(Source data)
----------------
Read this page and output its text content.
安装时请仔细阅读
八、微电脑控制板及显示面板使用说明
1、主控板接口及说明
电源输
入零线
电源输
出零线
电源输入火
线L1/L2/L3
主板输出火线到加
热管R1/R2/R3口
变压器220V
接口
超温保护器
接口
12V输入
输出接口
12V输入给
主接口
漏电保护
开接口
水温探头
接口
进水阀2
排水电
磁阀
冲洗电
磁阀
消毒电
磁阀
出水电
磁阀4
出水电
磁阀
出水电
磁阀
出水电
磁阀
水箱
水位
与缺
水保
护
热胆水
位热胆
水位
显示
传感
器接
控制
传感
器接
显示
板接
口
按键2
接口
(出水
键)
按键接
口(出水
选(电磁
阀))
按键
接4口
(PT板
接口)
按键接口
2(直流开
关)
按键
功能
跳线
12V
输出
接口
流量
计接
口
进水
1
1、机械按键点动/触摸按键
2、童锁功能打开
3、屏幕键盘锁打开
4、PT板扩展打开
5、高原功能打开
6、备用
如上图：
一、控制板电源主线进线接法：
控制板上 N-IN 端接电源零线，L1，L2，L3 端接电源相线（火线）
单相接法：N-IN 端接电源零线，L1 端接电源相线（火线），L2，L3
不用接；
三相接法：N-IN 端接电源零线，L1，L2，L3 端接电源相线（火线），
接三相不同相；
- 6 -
----------------
▸ **Aim**
Write out every entry exactly as given.

▸ **Complete output**
Read this page and output its text content.
安装时请仔细阅读
八、微电脑控制板及显示面板使用说明
1、主控板接口及说明
电源输
入零线
电源输
出零线
电源输入火
线L1/L2/L3
主板输出火线到加
热管R1/R2/R3口
变压器220V
接口
超温保护器
接口
12V输入
输出接口
12V输入给
主接口
漏电保护
开接口
水温探头
接口
进水阀2
排水电
磁阀
冲洗电
磁阀
消毒电
磁阀
出水电
磁阀4
出水电
磁阀
出水电
磁阀
出水电
磁阀
水箱
水位
与缺
水保
护
热胆水
位热胆
水位
显示
传感
器接
控制
传感
器接
显示
板接
口
按键2
接口
(出水
键)
按键接
口(出水
选(电磁
阀))
按键
接4口
(PT板
接口)
按键接口
2(直流开
关)
按键
功能
跳线
12V
输出
接口
流量
计接
口
进水
1
1、机械按键点动/触摸按键
2、童锁功能打开
3、屏幕键盘锁打开
4、PT板扩展打开
5、高原功能打开
6、备用
如上图：
一、控制板电源主线进线接法：
控制板上 N-IN 端接电源零线，L1，L2，L3 端接电源相线（火线）
单相接法：N-IN 端接电源零线，L1 端接电源相线（火线），L2，L3
不用接；
三相接法：N-IN 端接电源零线，L1，L2，L3 端接电源相线（火线），
接三相不同相；
- 6 -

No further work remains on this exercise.